# Material:
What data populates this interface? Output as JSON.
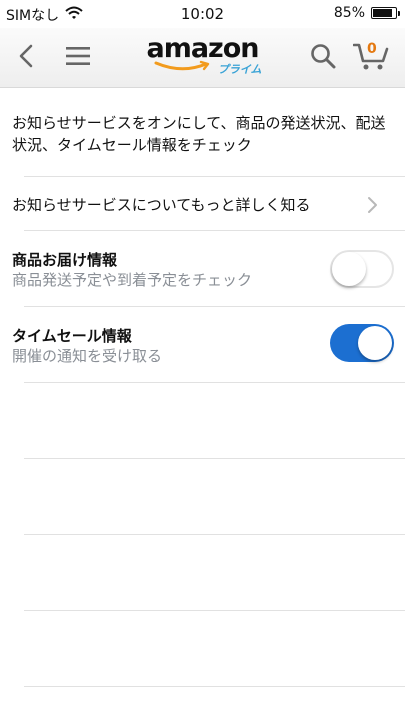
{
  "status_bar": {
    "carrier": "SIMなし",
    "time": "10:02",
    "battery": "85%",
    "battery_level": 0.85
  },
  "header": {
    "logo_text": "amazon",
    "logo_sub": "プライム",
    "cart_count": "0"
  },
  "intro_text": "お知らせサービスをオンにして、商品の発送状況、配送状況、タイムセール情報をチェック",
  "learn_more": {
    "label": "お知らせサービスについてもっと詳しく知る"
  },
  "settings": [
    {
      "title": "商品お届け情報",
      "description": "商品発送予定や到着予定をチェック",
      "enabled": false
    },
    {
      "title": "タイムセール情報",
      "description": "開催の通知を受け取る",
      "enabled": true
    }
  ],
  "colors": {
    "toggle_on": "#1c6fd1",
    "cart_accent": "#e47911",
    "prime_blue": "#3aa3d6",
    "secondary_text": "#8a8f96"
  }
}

# Work to complete:
Make an exact copy of the listing above. Do not include the pictures.

# The output:
What data populates this interface? Output as JSON.
{
  "status_bar": {
    "carrier": "SIMなし",
    "time": "10:02",
    "battery": "85%",
    "battery_level": 0.85
  },
  "header": {
    "logo_text": "amazon",
    "logo_sub": "プライム",
    "cart_count": "0"
  },
  "intro_text": "お知らせサービスをオンにして、商品の発送状況、配送状況、タイムセール情報をチェック",
  "learn_more": {
    "label": "お知らせサービスについてもっと詳しく知る"
  },
  "settings": [
    {
      "title": "商品お届け情報",
      "description": "商品発送予定や到着予定をチェック",
      "enabled": false
    },
    {
      "title": "タイムセール情報",
      "description": "開催の通知を受け取る",
      "enabled": true
    }
  ],
  "colors": {
    "toggle_on": "#1c6fd1",
    "cart_accent": "#e47911",
    "prime_blue": "#3aa3d6",
    "secondary_text": "#8a8f96"
  }
}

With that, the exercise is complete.